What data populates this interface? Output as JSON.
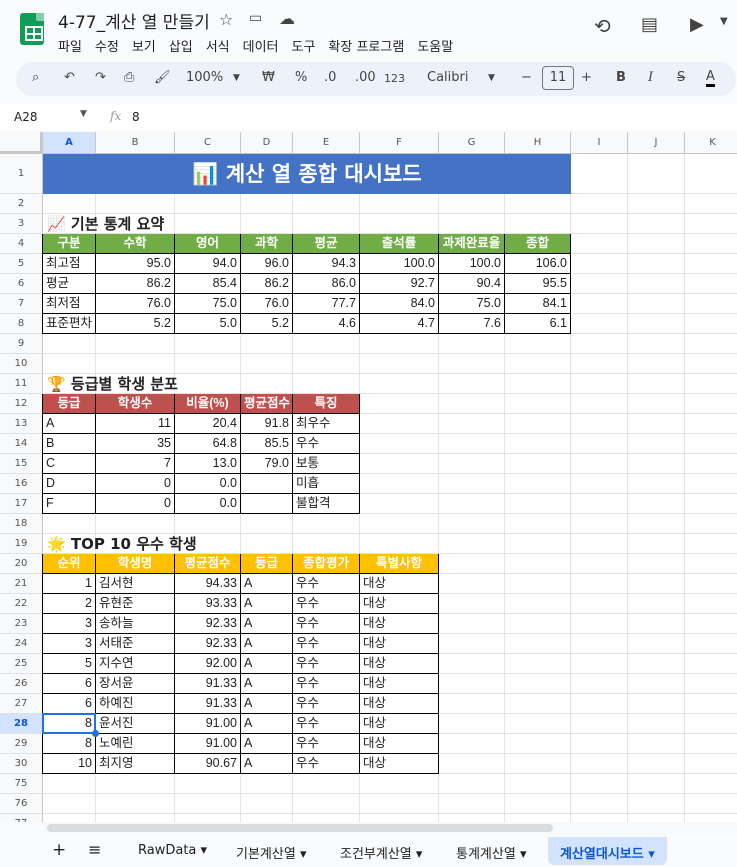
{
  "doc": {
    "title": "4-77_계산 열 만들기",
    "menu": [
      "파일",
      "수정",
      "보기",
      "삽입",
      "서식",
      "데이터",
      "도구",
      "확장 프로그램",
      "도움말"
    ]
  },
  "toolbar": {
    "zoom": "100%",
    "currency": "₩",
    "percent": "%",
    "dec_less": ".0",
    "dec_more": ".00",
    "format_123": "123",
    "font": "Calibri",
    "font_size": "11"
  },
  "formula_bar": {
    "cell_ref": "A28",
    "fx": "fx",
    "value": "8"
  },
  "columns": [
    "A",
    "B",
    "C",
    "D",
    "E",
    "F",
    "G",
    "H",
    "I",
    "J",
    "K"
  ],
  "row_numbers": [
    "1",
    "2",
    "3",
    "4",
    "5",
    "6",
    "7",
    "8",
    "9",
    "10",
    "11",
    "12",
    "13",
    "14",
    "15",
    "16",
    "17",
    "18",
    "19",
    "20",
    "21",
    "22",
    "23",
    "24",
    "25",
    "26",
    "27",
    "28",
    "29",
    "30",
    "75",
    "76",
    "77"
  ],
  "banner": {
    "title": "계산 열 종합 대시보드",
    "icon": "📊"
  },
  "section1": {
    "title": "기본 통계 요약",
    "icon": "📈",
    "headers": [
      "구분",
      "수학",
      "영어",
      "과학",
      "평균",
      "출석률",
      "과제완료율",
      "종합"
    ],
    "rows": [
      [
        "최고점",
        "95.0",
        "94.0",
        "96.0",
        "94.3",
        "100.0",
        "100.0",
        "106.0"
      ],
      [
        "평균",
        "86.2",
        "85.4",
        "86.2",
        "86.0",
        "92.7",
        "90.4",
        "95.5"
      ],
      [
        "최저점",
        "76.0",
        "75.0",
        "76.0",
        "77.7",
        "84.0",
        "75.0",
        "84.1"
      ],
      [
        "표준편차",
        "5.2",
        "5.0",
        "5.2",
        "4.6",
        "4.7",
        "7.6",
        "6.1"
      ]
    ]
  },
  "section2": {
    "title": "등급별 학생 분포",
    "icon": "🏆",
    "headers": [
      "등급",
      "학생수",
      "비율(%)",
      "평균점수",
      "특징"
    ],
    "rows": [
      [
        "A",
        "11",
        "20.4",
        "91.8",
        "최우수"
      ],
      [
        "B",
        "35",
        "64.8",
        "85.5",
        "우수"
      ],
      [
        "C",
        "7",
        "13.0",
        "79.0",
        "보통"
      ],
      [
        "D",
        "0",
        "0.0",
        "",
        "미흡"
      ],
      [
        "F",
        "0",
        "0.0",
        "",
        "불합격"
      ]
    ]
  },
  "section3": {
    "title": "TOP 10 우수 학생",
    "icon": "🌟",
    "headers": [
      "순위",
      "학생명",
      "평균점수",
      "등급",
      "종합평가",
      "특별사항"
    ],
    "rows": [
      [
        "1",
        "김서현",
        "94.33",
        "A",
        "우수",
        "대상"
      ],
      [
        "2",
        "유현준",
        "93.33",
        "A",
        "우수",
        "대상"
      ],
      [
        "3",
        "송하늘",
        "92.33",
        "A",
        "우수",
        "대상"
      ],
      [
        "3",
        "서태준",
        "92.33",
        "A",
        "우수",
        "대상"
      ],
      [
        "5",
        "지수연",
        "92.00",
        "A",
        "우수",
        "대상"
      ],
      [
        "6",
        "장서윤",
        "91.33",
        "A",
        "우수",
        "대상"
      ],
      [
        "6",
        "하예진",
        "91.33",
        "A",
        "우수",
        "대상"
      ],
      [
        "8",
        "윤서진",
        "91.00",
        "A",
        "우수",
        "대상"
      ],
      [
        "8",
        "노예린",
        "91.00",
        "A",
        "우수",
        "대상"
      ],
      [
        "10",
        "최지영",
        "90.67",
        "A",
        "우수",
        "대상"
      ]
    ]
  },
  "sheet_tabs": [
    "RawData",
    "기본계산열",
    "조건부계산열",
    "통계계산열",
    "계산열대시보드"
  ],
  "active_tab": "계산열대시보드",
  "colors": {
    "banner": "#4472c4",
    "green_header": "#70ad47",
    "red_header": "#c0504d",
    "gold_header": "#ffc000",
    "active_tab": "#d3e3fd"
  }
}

:::::

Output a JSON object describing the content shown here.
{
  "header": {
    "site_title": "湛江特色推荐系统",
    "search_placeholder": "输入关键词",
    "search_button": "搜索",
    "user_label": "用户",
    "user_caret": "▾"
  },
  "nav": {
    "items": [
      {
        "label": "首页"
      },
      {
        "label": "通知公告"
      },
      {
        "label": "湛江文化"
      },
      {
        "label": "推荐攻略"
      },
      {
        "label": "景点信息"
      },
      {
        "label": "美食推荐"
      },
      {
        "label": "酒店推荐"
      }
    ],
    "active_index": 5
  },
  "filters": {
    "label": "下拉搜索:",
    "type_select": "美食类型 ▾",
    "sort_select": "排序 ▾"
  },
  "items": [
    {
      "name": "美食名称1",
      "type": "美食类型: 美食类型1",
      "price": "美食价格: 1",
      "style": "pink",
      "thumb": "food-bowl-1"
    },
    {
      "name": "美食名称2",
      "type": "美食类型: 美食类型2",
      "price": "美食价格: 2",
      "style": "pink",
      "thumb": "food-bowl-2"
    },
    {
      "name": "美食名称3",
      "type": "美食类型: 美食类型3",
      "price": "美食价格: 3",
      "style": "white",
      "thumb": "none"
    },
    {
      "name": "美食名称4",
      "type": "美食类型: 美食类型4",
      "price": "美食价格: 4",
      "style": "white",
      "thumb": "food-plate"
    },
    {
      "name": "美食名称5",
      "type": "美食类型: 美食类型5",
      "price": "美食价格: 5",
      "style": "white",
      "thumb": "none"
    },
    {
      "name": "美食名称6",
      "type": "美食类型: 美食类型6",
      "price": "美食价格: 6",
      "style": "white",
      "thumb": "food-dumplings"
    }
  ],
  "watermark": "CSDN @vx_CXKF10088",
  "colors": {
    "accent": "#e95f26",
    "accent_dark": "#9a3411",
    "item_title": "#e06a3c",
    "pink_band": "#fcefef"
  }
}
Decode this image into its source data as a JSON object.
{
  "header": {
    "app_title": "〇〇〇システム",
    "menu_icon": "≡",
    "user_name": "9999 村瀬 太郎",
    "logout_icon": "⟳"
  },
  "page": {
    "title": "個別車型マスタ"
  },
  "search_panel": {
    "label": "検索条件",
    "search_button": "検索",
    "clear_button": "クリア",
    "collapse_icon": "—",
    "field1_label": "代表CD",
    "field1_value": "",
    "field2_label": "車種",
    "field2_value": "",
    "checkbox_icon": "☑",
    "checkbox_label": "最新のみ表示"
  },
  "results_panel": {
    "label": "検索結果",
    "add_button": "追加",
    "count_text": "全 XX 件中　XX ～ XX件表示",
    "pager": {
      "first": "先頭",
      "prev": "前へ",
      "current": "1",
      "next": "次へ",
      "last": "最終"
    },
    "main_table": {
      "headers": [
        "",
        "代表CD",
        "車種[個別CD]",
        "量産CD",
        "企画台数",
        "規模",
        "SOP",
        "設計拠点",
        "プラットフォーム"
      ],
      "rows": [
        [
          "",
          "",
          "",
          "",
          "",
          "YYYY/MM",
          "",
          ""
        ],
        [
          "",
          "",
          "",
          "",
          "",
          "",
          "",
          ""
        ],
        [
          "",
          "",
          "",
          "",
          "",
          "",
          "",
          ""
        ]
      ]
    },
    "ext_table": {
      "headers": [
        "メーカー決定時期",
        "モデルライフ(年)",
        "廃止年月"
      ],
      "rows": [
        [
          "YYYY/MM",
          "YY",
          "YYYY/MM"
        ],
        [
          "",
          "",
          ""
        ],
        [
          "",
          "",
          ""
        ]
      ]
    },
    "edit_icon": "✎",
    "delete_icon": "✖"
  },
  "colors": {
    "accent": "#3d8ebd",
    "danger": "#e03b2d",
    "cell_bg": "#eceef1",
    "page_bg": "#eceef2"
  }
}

:::::

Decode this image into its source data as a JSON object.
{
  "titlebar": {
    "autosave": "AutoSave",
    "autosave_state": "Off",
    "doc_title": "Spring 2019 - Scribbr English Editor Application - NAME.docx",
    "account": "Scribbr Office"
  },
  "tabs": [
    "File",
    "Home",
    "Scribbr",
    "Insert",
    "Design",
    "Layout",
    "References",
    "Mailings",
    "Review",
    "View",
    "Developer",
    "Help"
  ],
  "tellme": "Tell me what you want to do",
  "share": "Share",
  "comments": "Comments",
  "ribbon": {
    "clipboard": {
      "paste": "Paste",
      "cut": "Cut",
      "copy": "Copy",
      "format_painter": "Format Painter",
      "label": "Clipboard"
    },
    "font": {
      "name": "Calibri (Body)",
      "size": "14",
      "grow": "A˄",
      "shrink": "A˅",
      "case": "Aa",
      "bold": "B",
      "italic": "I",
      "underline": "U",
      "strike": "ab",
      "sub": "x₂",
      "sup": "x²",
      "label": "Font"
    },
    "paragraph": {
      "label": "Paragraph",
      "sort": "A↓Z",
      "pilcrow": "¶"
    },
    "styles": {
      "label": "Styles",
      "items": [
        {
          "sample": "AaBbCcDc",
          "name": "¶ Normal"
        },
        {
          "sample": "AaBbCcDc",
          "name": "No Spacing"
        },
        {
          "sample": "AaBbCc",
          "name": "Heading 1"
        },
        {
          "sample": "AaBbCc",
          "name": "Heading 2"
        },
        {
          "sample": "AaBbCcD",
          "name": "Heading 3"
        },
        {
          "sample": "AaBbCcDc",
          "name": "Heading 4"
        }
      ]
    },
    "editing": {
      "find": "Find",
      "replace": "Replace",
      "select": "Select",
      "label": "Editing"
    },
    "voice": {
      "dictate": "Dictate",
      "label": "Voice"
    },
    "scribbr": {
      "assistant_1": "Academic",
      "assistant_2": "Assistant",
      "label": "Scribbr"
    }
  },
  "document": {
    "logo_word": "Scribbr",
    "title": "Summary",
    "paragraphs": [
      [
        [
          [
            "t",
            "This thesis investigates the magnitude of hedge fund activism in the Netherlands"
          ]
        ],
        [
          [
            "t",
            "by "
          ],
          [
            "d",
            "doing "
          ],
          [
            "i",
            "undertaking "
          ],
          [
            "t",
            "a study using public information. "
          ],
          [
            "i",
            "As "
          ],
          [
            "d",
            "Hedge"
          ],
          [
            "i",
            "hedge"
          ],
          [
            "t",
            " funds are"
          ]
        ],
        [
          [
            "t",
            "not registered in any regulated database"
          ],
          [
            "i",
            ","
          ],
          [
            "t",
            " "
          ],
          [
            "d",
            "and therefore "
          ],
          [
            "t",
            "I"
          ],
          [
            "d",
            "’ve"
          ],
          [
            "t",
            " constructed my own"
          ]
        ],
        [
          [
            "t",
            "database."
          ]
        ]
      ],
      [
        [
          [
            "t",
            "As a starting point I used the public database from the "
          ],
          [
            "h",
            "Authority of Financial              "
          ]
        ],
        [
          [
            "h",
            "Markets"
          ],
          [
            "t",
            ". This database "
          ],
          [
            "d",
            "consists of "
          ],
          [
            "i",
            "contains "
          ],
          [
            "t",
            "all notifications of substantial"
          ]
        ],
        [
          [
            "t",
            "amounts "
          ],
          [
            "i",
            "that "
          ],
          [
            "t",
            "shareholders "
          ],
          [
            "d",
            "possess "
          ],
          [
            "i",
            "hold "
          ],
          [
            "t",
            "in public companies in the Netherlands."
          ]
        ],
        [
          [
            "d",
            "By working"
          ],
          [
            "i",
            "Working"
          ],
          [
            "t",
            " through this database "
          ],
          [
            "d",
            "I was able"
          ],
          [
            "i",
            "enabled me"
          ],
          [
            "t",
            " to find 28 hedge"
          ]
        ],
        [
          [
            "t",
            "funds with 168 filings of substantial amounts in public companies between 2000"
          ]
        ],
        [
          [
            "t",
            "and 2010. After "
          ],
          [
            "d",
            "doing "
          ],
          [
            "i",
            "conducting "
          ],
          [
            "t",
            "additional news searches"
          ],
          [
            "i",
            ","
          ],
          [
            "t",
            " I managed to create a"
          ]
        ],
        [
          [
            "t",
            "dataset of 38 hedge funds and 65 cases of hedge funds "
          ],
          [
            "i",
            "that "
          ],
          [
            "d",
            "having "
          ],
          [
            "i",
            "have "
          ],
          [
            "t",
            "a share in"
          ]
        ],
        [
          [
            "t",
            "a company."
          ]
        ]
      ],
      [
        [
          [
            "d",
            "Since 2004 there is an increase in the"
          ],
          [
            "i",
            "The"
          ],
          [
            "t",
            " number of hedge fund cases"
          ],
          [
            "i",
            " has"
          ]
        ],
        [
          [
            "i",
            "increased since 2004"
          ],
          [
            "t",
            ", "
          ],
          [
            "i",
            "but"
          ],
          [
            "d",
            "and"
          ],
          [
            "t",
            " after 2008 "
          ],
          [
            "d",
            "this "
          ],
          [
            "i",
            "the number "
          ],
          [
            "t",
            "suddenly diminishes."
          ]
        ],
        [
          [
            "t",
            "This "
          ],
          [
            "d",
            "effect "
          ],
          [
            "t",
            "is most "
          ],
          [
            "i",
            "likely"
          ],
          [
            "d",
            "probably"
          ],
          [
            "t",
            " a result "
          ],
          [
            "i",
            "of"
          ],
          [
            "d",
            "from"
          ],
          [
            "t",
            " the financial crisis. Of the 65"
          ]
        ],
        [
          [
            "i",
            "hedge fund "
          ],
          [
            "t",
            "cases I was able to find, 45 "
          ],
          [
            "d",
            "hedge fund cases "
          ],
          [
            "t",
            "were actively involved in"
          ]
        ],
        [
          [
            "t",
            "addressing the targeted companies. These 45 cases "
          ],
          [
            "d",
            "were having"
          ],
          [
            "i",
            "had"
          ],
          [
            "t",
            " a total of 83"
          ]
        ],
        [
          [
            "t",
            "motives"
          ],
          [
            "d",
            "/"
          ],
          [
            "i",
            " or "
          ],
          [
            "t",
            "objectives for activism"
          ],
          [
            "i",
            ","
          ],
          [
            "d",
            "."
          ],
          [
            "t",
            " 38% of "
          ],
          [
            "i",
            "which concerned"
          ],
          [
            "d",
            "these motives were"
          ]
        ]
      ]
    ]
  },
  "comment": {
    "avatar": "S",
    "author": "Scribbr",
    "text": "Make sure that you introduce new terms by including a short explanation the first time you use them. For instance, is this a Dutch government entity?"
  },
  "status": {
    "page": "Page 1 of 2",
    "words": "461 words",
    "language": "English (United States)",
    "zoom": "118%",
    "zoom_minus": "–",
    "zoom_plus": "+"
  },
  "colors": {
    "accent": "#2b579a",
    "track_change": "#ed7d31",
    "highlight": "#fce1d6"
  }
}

:::::

:: Problem to work on ::
Show, from the listing above, each line that contains the word "first".

:: Finished exercise ::
      "first": "先頭",
    "text": "Make sure that you introduce new terms by including a short explanation the first time you use them. For instance, is this a Dutch government entity?"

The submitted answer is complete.